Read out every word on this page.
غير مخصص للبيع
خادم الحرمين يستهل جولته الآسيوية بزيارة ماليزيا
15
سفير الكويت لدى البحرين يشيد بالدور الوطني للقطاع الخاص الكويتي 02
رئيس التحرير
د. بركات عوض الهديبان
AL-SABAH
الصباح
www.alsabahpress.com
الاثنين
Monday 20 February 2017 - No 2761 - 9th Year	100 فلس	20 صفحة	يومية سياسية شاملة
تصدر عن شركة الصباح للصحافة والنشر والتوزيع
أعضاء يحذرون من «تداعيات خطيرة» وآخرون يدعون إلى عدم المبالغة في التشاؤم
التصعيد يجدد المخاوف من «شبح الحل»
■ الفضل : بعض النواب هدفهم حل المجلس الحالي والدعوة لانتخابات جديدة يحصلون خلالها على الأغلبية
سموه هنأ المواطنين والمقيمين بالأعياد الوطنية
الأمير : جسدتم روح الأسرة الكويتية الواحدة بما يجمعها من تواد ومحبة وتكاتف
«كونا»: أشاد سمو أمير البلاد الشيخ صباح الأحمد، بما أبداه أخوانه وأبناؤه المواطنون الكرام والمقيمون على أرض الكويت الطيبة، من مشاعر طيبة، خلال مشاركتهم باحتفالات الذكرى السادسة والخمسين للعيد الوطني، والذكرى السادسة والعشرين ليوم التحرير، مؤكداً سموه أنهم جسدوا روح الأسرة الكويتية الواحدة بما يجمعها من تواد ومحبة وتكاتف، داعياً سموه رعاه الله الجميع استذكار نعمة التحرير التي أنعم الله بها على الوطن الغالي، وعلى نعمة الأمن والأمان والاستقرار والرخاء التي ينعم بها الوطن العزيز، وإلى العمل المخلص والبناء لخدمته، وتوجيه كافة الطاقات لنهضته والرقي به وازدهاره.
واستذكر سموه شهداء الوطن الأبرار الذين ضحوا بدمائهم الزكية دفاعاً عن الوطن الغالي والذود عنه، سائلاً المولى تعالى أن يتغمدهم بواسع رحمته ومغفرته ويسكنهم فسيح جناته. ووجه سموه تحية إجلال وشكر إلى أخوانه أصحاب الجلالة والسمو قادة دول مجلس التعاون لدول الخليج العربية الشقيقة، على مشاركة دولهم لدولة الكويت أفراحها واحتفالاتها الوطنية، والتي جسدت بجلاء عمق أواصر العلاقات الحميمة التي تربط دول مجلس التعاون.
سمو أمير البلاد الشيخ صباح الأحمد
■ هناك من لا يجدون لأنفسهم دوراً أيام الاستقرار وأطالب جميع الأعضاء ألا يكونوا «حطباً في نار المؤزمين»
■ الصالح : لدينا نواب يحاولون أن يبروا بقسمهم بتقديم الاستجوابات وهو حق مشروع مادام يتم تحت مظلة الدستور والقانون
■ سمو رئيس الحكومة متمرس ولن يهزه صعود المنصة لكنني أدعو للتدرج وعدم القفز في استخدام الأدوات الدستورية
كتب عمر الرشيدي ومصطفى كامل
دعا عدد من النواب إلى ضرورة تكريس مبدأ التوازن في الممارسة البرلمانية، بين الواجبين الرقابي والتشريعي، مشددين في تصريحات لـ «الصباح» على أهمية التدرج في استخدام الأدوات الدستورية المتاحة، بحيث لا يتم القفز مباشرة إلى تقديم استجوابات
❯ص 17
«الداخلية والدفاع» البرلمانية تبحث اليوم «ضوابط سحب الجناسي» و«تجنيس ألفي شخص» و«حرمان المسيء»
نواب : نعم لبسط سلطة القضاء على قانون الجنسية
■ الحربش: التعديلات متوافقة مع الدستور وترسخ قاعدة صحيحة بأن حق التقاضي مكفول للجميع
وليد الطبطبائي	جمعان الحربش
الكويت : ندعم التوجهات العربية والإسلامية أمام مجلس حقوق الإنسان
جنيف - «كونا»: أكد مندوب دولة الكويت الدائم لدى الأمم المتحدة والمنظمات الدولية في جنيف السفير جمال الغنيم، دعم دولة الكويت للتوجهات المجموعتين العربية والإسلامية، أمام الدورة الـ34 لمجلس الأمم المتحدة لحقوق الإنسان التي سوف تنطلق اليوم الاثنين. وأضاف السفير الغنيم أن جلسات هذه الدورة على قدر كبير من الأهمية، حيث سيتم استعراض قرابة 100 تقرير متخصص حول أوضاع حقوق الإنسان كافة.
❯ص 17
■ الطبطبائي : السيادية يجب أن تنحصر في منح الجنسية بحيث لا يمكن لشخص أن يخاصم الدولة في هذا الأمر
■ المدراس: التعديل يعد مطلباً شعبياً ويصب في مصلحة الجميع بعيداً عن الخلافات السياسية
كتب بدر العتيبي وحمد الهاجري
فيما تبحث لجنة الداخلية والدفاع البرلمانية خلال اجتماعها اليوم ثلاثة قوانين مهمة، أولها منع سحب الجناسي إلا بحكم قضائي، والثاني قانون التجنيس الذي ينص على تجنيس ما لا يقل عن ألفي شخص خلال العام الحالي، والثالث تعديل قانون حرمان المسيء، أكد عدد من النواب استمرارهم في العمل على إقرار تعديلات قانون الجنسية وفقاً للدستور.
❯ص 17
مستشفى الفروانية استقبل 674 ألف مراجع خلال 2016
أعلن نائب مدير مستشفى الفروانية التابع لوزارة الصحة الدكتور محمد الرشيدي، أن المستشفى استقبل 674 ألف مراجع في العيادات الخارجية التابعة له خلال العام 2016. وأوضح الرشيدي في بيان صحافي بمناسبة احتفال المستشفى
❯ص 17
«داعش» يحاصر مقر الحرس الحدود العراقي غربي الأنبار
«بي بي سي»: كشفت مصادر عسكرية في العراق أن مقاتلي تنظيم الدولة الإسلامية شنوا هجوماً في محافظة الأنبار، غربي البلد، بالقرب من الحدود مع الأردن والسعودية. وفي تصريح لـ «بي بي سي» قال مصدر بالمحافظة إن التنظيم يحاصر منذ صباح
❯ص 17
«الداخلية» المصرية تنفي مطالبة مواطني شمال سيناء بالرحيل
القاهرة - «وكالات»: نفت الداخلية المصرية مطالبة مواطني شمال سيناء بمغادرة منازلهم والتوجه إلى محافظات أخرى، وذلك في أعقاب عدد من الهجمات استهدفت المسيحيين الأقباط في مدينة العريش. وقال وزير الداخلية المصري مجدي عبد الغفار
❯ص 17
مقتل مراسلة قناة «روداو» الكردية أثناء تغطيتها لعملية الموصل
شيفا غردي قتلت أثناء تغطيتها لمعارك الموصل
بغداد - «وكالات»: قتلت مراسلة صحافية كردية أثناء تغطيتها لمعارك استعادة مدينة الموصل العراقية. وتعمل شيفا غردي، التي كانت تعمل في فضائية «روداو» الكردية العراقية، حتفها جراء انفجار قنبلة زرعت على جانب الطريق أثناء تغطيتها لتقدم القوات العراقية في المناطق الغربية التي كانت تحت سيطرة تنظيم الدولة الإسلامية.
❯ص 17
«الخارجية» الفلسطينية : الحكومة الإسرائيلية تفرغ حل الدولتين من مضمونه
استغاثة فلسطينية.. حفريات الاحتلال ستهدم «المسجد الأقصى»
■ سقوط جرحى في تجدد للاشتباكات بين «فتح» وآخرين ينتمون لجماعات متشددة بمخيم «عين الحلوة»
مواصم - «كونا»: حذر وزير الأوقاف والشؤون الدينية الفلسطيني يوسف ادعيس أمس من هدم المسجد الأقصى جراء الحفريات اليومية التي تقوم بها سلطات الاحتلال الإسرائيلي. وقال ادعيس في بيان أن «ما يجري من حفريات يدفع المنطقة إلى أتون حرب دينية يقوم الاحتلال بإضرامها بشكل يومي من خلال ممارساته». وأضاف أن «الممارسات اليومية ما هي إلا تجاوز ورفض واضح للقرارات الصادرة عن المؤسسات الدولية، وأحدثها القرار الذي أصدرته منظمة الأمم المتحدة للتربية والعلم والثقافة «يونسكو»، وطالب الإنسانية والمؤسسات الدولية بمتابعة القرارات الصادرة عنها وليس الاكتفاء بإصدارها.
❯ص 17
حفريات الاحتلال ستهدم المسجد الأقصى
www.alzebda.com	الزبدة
= = = = =
■ REQUIREMENTS
Copy out each line of the data containing the string "مستشفى".

■ THE OUTPUT
مستشفى الفروانية استقبل 674 ألف مراجع خلال 2016
أعلن نائب مدير مستشفى الفروانية التابع لوزارة الصحة الدكتور محمد الرشيدي، أن المستشفى استقبل 674 ألف مراجع في العيادات الخارجية التابعة له خلال العام 2016. وأوضح الرشيدي في بيان صحافي بمناسبة احتفال المستشفى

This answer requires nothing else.